(STATED TASK): Look through the records below and collect all lines that hold the string "пустым".
---- RECORDS FOR PROCESSING
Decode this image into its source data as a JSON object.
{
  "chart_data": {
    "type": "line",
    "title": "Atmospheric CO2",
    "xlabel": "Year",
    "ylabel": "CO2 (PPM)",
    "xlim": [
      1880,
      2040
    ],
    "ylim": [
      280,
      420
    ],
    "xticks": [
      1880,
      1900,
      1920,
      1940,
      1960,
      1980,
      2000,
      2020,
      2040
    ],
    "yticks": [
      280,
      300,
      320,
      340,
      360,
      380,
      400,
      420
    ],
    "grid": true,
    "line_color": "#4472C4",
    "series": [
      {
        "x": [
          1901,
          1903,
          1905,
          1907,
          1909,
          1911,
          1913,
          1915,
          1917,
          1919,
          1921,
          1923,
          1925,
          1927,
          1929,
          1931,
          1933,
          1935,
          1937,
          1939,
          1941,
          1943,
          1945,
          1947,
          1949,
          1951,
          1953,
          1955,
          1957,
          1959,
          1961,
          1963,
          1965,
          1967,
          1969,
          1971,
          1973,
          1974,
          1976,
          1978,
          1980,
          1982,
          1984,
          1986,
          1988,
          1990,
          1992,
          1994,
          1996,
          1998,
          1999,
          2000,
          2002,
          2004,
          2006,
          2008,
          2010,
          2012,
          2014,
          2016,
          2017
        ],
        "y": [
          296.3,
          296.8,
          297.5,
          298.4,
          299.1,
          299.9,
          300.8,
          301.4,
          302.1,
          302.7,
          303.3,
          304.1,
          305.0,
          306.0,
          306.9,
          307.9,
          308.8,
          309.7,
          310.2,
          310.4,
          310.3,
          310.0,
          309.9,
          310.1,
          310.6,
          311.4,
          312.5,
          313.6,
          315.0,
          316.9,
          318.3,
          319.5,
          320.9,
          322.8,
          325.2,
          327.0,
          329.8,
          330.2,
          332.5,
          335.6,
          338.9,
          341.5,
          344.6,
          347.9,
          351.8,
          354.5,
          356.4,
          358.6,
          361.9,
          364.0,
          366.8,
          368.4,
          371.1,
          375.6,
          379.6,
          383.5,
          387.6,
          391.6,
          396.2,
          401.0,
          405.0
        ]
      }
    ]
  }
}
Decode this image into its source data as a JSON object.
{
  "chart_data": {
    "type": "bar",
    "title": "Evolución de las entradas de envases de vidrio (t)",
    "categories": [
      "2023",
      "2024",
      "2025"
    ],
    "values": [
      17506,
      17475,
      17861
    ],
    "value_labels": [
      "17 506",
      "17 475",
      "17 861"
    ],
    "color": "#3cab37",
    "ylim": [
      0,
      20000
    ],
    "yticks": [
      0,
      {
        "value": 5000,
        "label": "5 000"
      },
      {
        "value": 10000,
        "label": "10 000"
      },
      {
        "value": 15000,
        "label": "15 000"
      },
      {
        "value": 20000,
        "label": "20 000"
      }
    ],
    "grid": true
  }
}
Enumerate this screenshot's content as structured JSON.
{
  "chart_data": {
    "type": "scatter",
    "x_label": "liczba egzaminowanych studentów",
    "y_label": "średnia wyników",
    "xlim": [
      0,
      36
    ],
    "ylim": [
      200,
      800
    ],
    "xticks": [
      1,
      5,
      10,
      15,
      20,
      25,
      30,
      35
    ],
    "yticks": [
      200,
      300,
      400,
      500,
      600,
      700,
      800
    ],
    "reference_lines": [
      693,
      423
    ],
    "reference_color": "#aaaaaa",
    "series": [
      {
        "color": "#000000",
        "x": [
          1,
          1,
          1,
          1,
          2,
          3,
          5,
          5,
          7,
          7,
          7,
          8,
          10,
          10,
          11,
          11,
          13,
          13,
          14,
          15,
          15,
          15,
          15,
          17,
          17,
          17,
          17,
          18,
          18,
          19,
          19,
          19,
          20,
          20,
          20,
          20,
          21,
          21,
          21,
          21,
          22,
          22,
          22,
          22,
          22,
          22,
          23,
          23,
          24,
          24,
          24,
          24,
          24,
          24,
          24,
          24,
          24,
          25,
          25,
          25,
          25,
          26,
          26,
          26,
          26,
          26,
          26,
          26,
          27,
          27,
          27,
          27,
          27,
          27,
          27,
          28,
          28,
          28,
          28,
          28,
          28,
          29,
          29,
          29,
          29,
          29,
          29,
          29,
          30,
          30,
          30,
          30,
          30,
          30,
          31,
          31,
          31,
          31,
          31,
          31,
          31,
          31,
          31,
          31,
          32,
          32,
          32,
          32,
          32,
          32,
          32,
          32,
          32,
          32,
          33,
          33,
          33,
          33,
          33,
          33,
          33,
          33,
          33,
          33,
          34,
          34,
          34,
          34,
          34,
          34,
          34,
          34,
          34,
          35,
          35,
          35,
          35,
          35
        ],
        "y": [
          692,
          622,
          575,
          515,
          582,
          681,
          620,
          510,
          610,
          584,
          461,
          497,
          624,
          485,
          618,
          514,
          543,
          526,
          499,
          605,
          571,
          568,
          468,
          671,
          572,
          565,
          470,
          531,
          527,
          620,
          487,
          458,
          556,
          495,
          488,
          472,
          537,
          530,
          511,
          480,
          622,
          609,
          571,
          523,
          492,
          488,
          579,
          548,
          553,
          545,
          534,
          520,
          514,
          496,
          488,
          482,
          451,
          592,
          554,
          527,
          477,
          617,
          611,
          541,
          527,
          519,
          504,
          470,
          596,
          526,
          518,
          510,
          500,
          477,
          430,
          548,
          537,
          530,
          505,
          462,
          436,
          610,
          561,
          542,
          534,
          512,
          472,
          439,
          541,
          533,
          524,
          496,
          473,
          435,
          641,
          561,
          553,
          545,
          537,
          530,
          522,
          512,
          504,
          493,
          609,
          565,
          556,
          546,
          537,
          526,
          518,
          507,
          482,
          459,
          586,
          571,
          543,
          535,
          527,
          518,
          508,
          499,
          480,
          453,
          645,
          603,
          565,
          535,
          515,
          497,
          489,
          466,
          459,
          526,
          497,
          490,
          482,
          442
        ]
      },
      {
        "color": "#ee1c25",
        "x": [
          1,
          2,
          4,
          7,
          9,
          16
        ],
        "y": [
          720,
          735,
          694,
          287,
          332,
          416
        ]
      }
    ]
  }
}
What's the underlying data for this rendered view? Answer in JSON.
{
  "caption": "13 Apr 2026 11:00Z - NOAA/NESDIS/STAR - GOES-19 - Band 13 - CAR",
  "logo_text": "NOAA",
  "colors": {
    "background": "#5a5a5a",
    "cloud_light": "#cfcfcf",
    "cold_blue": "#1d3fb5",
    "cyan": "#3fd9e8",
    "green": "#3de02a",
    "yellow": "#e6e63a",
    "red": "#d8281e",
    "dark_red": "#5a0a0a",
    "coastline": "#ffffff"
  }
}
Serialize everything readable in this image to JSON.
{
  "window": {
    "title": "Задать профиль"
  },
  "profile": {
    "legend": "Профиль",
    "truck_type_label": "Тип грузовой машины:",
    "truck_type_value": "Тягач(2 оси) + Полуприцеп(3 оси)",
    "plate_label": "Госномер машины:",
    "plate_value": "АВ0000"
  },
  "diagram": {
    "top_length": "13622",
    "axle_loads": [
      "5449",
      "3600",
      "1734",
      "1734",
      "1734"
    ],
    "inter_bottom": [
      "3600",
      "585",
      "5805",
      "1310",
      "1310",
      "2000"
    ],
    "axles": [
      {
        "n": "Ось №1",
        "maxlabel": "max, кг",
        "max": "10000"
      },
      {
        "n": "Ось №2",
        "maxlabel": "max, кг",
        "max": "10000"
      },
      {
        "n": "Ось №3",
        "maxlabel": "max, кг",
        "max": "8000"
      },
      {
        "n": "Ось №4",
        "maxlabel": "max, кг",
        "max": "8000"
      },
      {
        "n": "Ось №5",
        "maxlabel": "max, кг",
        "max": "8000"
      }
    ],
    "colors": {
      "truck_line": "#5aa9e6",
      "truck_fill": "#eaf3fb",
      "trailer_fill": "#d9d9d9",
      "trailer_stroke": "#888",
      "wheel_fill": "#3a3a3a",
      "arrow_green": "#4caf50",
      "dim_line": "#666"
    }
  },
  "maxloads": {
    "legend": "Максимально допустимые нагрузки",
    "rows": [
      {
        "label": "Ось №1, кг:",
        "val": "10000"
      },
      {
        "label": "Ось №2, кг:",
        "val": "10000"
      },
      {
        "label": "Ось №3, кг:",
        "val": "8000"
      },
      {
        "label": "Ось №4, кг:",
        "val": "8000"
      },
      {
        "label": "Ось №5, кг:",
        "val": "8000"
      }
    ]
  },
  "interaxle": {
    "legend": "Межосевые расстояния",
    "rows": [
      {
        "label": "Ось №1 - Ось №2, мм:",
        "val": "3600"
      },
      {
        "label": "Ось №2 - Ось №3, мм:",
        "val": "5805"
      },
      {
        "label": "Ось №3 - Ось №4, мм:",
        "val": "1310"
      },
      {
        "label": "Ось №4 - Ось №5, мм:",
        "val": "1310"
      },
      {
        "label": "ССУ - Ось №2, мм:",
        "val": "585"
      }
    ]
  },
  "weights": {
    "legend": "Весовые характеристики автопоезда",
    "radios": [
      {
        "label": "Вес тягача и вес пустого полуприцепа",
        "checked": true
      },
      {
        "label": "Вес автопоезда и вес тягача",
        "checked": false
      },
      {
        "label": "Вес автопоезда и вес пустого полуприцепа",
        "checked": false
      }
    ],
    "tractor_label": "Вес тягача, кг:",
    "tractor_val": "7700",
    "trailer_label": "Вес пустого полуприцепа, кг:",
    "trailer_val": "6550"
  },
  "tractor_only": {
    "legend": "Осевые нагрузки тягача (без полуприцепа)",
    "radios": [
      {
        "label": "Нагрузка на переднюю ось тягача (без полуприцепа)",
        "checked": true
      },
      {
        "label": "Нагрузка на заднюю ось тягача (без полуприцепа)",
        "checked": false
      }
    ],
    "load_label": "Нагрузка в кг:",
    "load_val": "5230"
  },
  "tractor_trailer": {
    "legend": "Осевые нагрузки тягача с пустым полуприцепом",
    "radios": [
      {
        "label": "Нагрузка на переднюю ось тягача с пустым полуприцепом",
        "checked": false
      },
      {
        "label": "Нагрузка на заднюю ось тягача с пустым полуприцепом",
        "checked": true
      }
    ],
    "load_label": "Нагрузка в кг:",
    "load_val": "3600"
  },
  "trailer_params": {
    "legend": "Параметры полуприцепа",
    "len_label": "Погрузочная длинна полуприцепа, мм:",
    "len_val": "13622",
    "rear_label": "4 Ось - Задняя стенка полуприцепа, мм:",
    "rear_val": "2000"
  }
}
--------
(EXERCISE RESPONSE):
    "legend": "Осевые нагрузки тягача с пустым полуприцепом",
        "label": "Нагрузка на переднюю ось тягача с пустым полуприцепом",
        "label": "Нагрузка на заднюю ось тягача с пустым полуприцепом",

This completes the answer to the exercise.